◆ **What to work on**:
Reproduce the data from the line containing "Identify all the" up to and including the line containing "label-si-lower-right: SI (360, 363, 374, 379)", replacing "body-line" with "text-line" and leaving everything else unchanged.

Dataset entries:
++++++++++

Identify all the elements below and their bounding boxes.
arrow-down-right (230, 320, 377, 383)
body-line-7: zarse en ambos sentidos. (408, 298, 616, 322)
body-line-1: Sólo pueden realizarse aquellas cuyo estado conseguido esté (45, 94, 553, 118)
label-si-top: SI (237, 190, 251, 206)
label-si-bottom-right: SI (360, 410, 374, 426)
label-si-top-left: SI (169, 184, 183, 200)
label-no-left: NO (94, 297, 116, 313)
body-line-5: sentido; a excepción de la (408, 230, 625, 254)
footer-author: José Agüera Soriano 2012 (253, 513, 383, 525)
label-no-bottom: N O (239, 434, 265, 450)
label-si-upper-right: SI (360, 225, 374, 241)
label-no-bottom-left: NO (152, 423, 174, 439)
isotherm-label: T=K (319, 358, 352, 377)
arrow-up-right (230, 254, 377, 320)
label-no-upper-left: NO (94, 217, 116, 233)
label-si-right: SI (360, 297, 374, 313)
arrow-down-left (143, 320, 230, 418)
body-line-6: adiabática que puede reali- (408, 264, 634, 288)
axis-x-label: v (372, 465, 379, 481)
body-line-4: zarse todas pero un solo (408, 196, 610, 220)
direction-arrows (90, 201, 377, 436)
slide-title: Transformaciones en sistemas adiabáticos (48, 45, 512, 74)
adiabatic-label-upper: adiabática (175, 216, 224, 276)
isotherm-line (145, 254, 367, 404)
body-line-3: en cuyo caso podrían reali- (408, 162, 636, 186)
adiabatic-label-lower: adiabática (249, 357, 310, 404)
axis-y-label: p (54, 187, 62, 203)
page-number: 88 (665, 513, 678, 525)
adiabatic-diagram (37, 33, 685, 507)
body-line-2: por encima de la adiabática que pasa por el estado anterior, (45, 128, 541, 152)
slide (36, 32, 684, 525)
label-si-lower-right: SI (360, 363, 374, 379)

++++++++++

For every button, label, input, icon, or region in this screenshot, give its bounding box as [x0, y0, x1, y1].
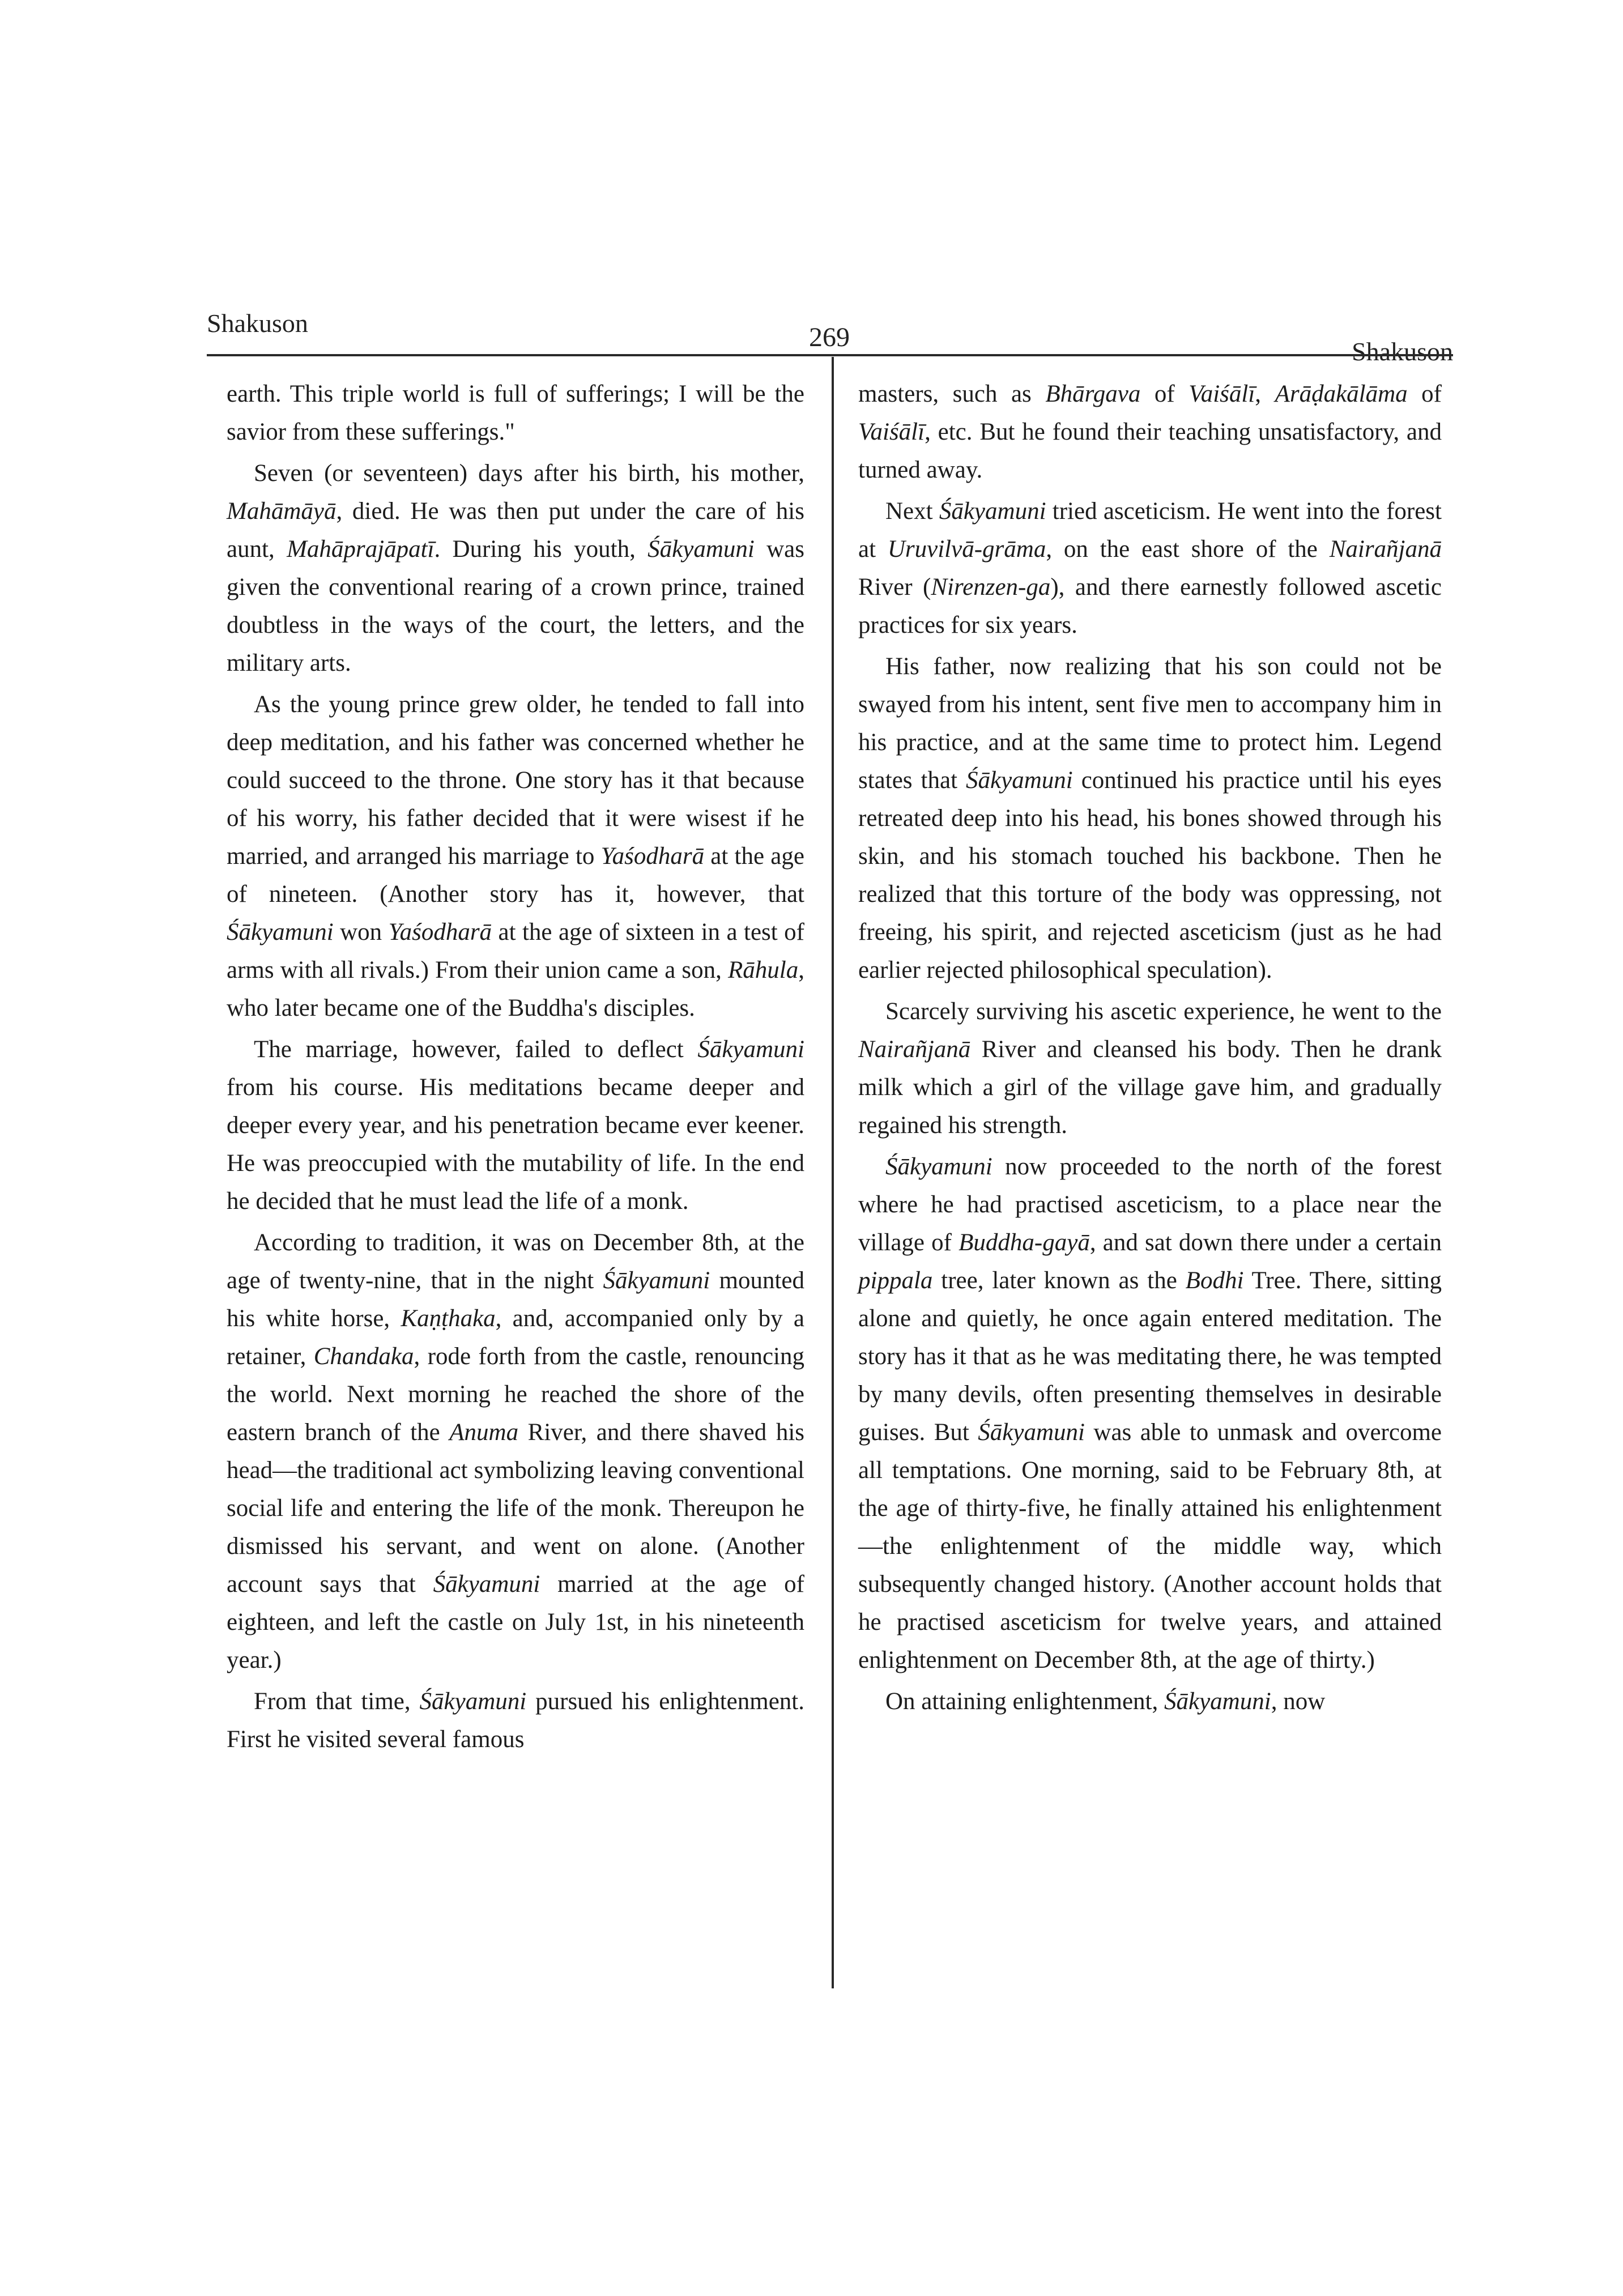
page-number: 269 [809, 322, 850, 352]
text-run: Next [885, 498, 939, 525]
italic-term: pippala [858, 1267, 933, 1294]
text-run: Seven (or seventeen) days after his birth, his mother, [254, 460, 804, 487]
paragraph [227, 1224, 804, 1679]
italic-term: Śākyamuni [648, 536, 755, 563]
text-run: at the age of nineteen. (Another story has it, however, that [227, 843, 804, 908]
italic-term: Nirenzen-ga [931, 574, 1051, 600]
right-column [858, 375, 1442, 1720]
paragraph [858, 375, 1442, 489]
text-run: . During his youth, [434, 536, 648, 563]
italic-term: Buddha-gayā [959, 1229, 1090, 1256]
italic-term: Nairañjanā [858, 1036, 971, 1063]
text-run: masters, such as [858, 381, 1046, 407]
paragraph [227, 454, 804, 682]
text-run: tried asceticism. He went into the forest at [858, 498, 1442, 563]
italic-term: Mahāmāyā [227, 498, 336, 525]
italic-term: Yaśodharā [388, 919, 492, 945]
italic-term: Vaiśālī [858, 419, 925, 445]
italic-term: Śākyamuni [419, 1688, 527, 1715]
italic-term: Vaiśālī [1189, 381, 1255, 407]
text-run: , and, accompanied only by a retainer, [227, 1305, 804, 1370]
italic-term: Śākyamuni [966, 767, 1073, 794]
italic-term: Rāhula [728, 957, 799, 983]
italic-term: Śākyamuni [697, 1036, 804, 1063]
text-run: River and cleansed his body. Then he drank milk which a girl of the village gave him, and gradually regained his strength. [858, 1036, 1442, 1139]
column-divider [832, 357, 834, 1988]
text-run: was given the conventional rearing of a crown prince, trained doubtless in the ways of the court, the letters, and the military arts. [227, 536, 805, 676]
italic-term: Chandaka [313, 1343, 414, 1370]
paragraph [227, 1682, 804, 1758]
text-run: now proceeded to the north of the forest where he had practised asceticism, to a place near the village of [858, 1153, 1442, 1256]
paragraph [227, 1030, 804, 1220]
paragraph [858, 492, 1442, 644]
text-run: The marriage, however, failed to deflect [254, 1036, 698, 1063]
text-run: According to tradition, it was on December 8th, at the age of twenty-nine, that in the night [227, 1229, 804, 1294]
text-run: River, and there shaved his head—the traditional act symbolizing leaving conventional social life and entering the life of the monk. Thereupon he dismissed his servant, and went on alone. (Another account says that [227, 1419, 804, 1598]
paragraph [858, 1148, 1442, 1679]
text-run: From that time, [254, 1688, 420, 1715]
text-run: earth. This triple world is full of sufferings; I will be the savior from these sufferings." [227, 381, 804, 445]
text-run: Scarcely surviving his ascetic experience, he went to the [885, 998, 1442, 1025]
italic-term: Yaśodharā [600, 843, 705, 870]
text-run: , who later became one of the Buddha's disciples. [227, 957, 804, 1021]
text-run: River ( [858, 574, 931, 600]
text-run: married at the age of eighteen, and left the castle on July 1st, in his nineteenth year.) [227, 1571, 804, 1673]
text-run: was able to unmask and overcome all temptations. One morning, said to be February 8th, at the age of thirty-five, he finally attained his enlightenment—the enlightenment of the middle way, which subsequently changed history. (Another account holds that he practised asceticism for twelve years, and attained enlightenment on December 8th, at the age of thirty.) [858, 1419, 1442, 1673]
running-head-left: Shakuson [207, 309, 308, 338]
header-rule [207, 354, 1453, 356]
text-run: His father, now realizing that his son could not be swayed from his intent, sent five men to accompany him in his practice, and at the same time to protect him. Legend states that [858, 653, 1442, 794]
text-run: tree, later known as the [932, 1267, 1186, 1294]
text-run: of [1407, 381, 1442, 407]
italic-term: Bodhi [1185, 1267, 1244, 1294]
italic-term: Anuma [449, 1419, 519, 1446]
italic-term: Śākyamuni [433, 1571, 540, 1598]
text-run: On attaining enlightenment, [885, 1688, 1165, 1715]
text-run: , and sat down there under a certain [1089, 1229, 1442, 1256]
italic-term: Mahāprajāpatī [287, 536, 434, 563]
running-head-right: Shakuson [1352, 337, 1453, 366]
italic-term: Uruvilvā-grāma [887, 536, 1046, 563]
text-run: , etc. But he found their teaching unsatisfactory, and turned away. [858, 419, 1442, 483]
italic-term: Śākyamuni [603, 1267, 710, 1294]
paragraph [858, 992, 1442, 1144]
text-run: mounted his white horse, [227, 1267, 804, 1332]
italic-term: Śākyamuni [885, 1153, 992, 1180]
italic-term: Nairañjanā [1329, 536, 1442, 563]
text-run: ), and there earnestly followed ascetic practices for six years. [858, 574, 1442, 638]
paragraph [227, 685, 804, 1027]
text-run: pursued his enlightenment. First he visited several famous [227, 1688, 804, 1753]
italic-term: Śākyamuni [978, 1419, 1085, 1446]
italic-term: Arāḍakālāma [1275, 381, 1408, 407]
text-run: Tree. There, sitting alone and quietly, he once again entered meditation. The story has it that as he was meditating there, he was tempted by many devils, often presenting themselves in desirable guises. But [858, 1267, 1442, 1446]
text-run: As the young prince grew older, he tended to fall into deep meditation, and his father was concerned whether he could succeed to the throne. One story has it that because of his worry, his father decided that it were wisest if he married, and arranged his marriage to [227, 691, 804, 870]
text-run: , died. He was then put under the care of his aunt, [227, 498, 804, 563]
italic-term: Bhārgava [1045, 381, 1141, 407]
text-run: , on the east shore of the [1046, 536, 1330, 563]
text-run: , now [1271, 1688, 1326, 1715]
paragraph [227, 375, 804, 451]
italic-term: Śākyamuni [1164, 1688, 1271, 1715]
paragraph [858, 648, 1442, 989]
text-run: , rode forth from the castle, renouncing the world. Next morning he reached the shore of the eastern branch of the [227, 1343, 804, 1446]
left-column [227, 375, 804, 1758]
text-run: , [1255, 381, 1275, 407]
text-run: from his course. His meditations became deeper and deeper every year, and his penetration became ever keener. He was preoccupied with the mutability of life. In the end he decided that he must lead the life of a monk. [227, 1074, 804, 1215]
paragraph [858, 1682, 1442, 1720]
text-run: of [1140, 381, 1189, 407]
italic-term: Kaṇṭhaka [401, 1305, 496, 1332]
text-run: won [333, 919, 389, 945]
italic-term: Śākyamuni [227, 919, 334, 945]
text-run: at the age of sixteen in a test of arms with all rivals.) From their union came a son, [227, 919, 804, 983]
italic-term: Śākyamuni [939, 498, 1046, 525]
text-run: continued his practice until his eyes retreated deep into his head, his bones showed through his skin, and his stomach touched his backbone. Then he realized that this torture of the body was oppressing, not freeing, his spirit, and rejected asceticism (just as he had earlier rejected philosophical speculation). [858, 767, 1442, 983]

++++++++++

◆ **Exercise result**:
Identify all the elements below and their bounding boxes.
arrow-down-right (230, 320, 377, 383)
text-line-7: zarse en ambos sentidos. (408, 298, 616, 322)
text-line-1: Sólo pueden realizarse aquellas cuyo estado conseguido esté (45, 94, 553, 118)
label-si-top: SI (237, 190, 251, 206)
label-si-bottom-right: SI (360, 410, 374, 426)
label-si-top-left: SI (169, 184, 183, 200)
label-no-left: NO (94, 297, 116, 313)
text-line-5: sentido; a excepción de la (408, 230, 625, 254)
footer-author: José Agüera Soriano 2012 (253, 513, 383, 525)
label-no-bottom: N O (239, 434, 265, 450)
label-si-upper-right: SI (360, 225, 374, 241)
label-no-bottom-left: NO (152, 423, 174, 439)
isotherm-label: T=K (319, 358, 352, 377)
arrow-up-right (230, 254, 377, 320)
label-no-upper-left: NO (94, 217, 116, 233)
label-si-right: SI (360, 297, 374, 313)
arrow-down-left (143, 320, 230, 418)
text-line-6: adiabática que puede reali- (408, 264, 634, 288)
axis-x-label: v (372, 465, 379, 481)
text-line-4: zarse todas pero un solo (408, 196, 610, 220)
direction-arrows (90, 201, 377, 436)
slide-title: Transformaciones en sistemas adiabáticos (48, 45, 512, 74)
adiabatic-label-upper: adiabática (175, 216, 224, 276)
isotherm-line (145, 254, 367, 404)
text-line-3: en cuyo caso podrían reali- (408, 162, 636, 186)
adiabatic-label-lower: adiabática (249, 357, 310, 404)
axis-y-label: p (54, 187, 62, 203)
page-number: 88 (665, 513, 678, 525)
adiabatic-diagram (37, 33, 685, 507)
text-line-2: por encima de la adiabática que pasa por el estado anterior, (45, 128, 541, 152)
slide (36, 32, 684, 525)
label-si-lower-right: SI (360, 363, 374, 379)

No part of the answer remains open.